### DO THIS
Reproduce the listing that follows with no differences at all.

***

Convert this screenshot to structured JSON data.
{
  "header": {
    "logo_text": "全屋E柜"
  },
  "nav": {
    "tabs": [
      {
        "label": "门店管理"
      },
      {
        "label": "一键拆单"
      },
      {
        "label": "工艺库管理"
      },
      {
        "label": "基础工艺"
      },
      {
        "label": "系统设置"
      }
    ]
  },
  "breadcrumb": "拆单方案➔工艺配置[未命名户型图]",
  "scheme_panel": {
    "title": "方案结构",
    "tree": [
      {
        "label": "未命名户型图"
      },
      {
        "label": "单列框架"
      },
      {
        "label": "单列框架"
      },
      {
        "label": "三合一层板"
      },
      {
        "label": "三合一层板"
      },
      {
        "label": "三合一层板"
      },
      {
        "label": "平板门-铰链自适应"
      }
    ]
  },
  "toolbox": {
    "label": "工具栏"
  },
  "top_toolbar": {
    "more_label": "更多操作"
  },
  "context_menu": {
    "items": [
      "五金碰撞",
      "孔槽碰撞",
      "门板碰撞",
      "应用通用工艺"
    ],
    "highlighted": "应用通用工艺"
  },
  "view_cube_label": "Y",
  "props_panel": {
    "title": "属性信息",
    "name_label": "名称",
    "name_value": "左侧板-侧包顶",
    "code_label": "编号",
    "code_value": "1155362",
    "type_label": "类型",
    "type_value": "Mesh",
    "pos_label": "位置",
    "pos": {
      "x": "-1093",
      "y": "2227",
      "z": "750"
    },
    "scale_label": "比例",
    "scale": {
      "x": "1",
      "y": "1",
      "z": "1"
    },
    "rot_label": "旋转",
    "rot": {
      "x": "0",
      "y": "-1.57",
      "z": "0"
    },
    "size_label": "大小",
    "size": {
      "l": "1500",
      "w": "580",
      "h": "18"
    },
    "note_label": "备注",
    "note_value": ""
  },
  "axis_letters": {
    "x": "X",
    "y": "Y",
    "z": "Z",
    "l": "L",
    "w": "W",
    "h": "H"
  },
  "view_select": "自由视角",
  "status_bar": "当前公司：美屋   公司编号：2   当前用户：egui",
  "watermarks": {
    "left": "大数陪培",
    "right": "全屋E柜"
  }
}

***

### ANSWER TO THIS PROBLEM
Convert this screenshot to structured JSON data.
{
  "header": {
    "logo_text": "全屋E柜"
  },
  "nav": {
    "tabs": [
      {
        "label": "门店管理"
      },
      {
        "label": "一键拆单"
      },
      {
        "label": "工艺库管理"
      },
      {
        "label": "基础工艺"
      },
      {
        "label": "系统设置"
      }
    ]
  },
  "breadcrumb": "拆单方案➔工艺配置[未命名户型图]",
  "scheme_panel": {
    "title": "方案结构",
    "tree": [
      {
        "label": "未命名户型图"
      },
      {
        "label": "单列框架"
      },
      {
        "label": "单列框架"
      },
      {
        "label": "三合一层板"
      },
      {
        "label": "三合一层板"
      },
      {
        "label": "三合一层板"
      },
      {
        "label": "平板门-铰链自适应"
      }
    ]
  },
  "toolbox": {
    "label": "工具栏"
  },
  "top_toolbar": {
    "more_label": "更多操作"
  },
  "context_menu": {
    "items": [
      "五金碰撞",
      "孔槽碰撞",
      "门板碰撞",
      "应用通用工艺"
    ],
    "highlighted": "应用通用工艺"
  },
  "view_cube_label": "Y",
  "props_panel": {
    "title": "属性信息",
    "name_label": "名称",
    "name_value": "左侧板-侧包顶",
    "code_label": "编号",
    "code_value": "1155362",
    "type_label": "类型",
    "type_value": "Mesh",
    "pos_label": "位置",
    "pos": {
      "x": "-1093",
      "y": "2227",
      "z": "750"
    },
    "scale_label": "比例",
    "scale": {
      "x": "1",
      "y": "1",
      "z": "1"
    },
    "rot_label": "旋转",
    "rot": {
      "x": "0",
      "y": "-1.57",
      "z": "0"
    },
    "size_label": "大小",
    "size": {
      "l": "1500",
      "w": "580",
      "h": "18"
    },
    "note_label": "备注",
    "note_value": ""
  },
  "axis_letters": {
    "x": "X",
    "y": "Y",
    "z": "Z",
    "l": "L",
    "w": "W",
    "h": "H"
  },
  "view_select": "自由视角",
  "status_bar": "当前公司：美屋   公司编号：2   当前用户：egui",
  "watermarks": {
    "left": "大数陪培",
    "right": "全屋E柜"
  }
}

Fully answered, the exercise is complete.